- The request -
Take each line that has the word "JSON" and return it.

= = = = =

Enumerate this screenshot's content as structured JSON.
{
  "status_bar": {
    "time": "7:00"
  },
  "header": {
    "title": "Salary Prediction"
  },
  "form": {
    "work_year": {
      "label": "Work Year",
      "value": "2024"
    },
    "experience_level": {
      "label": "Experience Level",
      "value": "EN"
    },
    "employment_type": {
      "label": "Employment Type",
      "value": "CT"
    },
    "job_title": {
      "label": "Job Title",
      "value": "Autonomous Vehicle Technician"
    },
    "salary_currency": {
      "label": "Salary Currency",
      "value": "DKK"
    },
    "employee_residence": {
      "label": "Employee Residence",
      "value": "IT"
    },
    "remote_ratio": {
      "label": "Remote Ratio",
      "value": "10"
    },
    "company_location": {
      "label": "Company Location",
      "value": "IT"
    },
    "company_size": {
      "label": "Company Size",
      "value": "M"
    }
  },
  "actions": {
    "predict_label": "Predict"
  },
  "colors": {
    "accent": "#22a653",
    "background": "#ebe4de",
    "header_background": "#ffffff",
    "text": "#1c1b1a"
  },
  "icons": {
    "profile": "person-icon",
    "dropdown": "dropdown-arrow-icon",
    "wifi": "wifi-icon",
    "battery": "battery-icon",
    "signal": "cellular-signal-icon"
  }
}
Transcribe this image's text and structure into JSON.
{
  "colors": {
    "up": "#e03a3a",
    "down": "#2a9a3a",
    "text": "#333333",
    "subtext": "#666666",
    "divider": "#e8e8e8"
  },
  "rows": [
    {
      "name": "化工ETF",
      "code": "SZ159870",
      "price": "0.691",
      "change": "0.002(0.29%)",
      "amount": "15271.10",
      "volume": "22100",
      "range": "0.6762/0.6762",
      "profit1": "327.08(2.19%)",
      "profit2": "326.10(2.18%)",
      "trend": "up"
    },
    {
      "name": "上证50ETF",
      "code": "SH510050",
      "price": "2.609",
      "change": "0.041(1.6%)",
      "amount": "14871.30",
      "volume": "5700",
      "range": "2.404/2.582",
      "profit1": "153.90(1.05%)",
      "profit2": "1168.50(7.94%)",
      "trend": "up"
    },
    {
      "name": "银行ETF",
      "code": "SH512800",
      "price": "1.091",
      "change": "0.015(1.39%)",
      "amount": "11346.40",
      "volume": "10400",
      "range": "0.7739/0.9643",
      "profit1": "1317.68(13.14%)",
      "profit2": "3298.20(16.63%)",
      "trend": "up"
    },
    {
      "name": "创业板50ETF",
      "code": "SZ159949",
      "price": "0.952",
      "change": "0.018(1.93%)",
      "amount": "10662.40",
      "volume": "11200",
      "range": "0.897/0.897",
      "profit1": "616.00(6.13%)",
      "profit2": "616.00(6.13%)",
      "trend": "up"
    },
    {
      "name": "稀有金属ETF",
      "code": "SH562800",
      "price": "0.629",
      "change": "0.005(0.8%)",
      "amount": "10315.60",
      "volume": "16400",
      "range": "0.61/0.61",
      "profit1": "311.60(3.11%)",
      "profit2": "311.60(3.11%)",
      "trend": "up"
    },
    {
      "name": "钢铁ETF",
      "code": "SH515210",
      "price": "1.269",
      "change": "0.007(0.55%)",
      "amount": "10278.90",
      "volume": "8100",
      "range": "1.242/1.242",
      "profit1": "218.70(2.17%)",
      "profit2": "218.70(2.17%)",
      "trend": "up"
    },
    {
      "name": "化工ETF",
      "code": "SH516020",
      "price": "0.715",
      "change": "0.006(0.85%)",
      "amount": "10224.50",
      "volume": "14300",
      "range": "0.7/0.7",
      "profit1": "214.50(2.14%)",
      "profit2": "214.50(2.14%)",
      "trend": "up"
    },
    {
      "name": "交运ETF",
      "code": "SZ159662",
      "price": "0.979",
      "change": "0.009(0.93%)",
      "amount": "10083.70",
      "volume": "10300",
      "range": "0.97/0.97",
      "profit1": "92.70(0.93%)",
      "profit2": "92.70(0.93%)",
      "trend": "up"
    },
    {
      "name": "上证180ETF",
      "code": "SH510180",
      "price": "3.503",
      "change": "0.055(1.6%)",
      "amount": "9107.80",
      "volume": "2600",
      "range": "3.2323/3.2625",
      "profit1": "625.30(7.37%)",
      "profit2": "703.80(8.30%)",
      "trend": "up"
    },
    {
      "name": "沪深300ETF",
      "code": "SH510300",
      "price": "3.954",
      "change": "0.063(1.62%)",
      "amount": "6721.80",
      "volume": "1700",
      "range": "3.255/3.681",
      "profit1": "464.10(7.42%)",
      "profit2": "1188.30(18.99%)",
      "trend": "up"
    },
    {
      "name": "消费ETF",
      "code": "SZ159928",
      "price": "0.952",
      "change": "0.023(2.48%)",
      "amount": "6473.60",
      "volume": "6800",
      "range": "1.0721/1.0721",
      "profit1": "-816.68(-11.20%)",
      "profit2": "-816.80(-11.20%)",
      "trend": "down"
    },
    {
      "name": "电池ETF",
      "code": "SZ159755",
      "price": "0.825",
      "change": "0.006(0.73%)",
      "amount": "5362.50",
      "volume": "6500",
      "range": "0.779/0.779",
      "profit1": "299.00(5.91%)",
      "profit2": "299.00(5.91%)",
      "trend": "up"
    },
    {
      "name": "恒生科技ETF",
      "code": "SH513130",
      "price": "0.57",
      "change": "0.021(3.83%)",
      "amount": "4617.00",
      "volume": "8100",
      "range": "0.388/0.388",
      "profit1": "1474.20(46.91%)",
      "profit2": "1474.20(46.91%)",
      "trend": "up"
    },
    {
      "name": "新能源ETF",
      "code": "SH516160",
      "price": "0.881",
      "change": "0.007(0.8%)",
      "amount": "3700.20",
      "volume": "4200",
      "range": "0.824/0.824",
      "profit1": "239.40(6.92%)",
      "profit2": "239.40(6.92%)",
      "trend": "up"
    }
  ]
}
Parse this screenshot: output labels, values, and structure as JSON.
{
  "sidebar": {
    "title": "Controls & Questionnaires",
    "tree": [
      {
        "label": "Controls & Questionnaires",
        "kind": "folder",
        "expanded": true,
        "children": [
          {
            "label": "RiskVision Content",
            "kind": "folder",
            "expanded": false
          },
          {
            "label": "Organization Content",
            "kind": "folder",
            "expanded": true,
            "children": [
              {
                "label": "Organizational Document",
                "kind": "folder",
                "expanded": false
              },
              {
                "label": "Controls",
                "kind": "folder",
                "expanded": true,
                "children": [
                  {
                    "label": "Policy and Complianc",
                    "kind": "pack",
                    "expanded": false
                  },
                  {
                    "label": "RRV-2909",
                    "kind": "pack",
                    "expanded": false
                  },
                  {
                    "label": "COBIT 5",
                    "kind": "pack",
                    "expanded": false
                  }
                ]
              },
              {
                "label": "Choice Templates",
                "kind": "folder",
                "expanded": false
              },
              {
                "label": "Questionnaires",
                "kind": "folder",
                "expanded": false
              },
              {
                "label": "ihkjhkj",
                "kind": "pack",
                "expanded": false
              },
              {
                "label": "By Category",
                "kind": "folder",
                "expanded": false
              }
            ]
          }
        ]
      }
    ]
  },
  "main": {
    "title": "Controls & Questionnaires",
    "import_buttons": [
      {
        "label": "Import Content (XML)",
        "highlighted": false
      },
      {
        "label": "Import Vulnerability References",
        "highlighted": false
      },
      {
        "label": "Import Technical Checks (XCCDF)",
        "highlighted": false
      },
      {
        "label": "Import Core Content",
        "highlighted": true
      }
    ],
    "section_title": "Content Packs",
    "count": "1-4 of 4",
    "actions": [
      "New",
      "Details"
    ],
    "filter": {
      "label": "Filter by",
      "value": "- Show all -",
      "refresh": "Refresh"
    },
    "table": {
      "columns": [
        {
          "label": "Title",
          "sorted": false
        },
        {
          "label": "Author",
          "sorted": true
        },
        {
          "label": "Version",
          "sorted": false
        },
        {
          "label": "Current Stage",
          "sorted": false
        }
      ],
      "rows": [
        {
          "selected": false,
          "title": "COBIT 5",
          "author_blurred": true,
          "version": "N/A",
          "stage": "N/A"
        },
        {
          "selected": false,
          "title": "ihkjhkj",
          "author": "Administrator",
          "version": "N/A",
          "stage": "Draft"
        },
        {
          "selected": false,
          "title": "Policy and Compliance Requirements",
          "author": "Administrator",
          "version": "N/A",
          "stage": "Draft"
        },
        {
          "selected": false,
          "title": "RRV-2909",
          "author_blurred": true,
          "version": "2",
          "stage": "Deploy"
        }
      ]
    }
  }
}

= = = = =

- Output below -
Enumerate this screenshot's content as structured JSON.
Transcribe this image's text and structure into JSON.
Parse this screenshot: output labels, values, and structure as JSON.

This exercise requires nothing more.